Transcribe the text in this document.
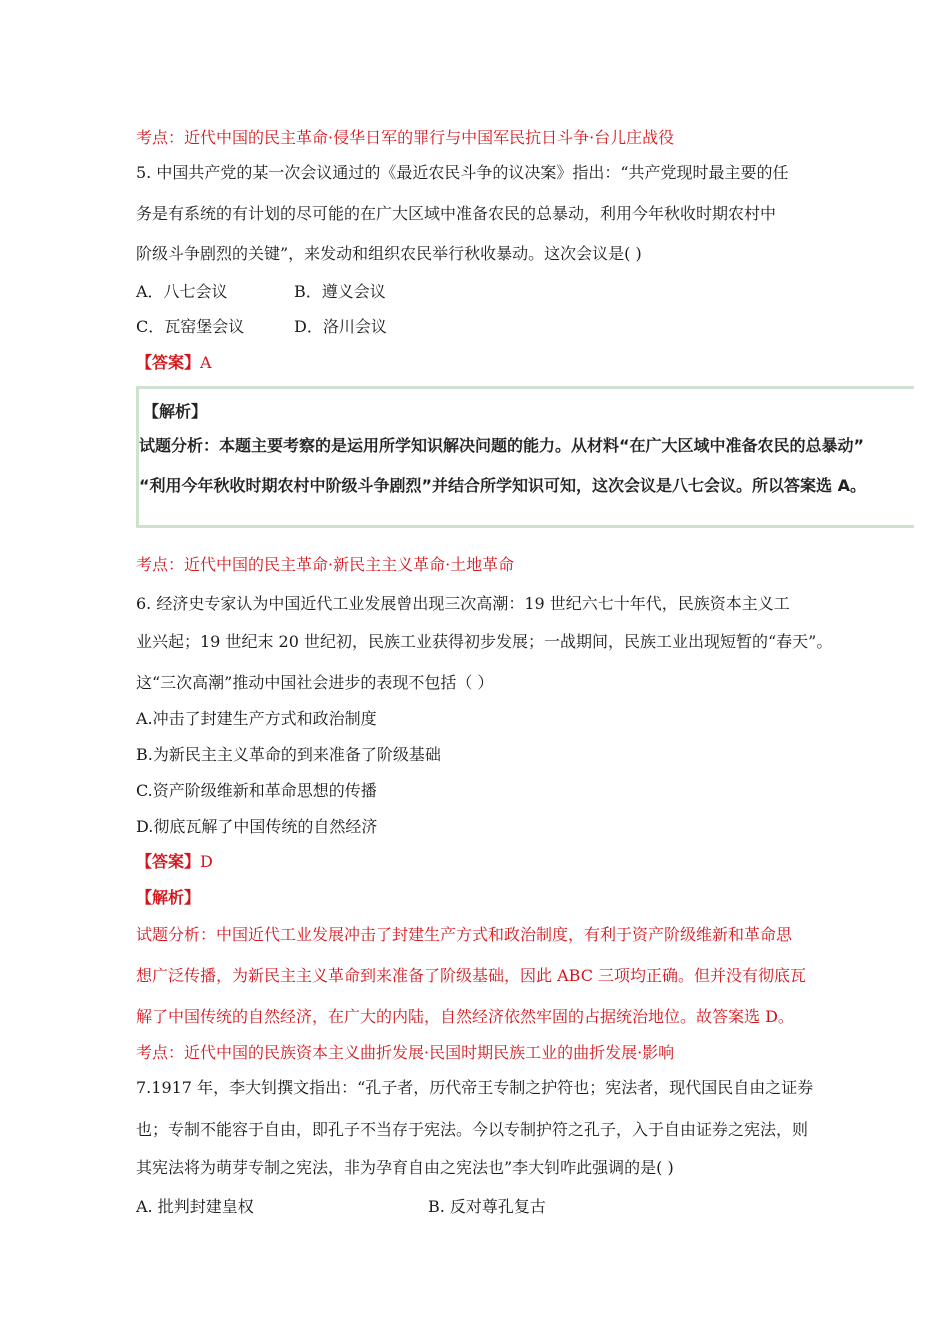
考点：近代中国的民主革命·侵华日军的罪行与中国军民抗日斗争·台儿庄战役
5. 中国共产党的某一次会议通过的《最近农民斗争的议决案》指出：“共产党现时最主要的任
务是有系统的有计划的尽可能的在广大区域中准备农民的总暴动，利用今年秋收时期农村中
阶级斗争剧烈的关键”，来发动和组织农民举行秋收暴动。这次会议是( )
A．八七会议	B．遵义会议
C．瓦窑堡会议	D．洛川会议
【答案】A
【解析】
试题分析：本题主要考察的是运用所学知识解决问题的能力。从材料“在广大区域中准备农民的总暴动”
“利用今年秋收时期农村中阶级斗争剧烈”并结合所学知识可知，这次会议是八七会议。所以答案选 A。
考点：近代中国的民主革命·新民主主义革命·土地革命
6. 经济史专家认为中国近代工业发展曾出现三次高潮：19 世纪六七十年代，民族资本主义工
业兴起；19 世纪末 20 世纪初，民族工业获得初步发展；一战期间，民族工业出现短暂的“春天”。
这“三次高潮”推动中国社会进步的表现不包括（ ）
A.冲击了封建生产方式和政治制度
B.为新民主主义革命的到来准备了阶级基础
C.资产阶级维新和革命思想的传播
D.彻底瓦解了中国传统的自然经济
【答案】D
【解析】
试题分析：中国近代工业发展冲击了封建生产方式和政治制度，有利于资产阶级维新和革命思
想广泛传播，为新民主主义革命到来准备了阶级基础，因此 ABC 三项均正确。但并没有彻底瓦
解了中国传统的自然经济，在广大的内陆，自然经济依然牢固的占据统治地位。故答案选 D。
考点：近代中国的民族资本主义曲折发展·民国时期民族工业的曲折发展·影响
7.1917 年，李大钊撰文指出：“孔子者，历代帝王专制之护符也；宪法者，现代国民自由之证券
也；专制不能容于自由，即孔子不当存于宪法。今以专制护符之孔子，入于自由证券之宪法，则
其宪法将为萌芽专制之宪法，非为孕育自由之宪法也”李大钊咋此强调的是( )
A. 批判封建皇权	B. 反对尊孔复古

__________________________________________________

→ **Written task**
Look through the data above. Copy every line with the string "试题分析" in it.

→ **Exercise response**
试题分析：本题主要考察的是运用所学知识解决问题的能力。从材料“在广大区域中准备农民的总暴动”
试题分析：中国近代工业发展冲击了封建生产方式和政治制度，有利于资产阶级维新和革命思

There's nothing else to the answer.